Excerpts from a transcription dataset
»»
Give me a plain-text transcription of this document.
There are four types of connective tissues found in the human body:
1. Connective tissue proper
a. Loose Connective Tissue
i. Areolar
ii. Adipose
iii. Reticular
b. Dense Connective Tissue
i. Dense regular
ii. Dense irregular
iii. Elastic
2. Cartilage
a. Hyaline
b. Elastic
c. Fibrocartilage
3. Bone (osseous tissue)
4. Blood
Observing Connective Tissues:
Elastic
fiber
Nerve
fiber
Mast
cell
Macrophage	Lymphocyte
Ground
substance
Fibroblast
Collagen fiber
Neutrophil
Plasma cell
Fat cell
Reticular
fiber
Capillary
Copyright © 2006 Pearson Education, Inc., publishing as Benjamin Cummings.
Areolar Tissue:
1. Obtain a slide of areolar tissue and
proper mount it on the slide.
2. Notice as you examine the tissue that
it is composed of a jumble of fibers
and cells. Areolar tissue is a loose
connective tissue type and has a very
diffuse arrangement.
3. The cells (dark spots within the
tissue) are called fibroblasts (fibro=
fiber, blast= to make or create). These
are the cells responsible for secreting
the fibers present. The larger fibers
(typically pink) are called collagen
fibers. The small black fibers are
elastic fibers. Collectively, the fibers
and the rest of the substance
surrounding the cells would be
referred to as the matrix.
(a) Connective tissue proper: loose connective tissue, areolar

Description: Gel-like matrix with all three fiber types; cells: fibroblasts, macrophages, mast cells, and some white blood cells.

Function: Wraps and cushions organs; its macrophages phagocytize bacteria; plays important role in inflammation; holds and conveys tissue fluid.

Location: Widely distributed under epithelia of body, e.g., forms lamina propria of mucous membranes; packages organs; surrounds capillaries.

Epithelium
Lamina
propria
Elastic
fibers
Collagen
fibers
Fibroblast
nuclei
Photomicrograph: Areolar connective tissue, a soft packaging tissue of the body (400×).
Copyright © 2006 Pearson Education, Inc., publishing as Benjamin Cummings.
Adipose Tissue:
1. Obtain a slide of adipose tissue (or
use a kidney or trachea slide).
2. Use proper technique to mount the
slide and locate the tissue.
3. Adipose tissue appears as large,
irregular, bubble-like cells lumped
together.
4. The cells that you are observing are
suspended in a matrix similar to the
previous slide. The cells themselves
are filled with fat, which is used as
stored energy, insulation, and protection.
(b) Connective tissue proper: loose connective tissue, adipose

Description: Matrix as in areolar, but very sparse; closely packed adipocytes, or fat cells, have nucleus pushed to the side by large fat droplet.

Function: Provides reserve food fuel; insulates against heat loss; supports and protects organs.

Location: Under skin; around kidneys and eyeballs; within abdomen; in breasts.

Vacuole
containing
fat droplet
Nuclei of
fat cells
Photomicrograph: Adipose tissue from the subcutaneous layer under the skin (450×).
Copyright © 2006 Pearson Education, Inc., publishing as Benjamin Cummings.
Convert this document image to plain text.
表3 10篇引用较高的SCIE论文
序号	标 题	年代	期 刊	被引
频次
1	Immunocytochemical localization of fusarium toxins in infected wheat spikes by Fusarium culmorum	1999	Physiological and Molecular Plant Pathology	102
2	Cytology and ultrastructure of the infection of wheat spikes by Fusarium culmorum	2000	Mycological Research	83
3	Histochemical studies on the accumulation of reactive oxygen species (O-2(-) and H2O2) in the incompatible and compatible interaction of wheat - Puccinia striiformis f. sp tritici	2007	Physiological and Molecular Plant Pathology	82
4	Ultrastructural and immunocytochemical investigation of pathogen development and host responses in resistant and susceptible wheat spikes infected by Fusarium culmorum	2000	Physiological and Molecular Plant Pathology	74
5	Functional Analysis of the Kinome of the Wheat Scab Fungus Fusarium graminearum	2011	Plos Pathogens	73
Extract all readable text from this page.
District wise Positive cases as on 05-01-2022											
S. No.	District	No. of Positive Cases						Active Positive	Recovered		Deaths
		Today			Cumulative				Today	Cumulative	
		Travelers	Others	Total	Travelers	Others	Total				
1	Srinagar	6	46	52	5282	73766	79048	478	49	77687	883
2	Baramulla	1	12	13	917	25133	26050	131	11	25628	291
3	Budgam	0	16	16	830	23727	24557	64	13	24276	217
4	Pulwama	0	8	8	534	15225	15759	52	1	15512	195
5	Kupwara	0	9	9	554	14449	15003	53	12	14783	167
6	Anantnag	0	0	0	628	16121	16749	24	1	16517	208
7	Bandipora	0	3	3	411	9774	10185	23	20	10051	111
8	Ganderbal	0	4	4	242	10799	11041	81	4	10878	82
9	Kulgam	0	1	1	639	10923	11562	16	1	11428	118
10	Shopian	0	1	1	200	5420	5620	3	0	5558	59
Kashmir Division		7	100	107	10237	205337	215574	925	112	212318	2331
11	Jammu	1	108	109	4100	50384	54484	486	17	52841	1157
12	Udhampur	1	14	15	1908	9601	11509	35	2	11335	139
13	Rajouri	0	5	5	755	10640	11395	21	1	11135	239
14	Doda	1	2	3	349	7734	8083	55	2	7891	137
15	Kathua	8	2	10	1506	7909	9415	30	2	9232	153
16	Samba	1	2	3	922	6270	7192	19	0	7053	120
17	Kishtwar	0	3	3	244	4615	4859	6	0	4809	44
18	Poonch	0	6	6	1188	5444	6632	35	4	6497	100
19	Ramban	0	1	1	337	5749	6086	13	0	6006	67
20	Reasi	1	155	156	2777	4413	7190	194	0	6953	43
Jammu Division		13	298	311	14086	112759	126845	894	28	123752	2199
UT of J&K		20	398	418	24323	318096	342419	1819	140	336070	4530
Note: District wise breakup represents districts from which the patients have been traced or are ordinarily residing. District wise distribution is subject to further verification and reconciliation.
««
Description of the task>
Lines holding "propria": count them across the data and reply with the number alone.

Finished task>
2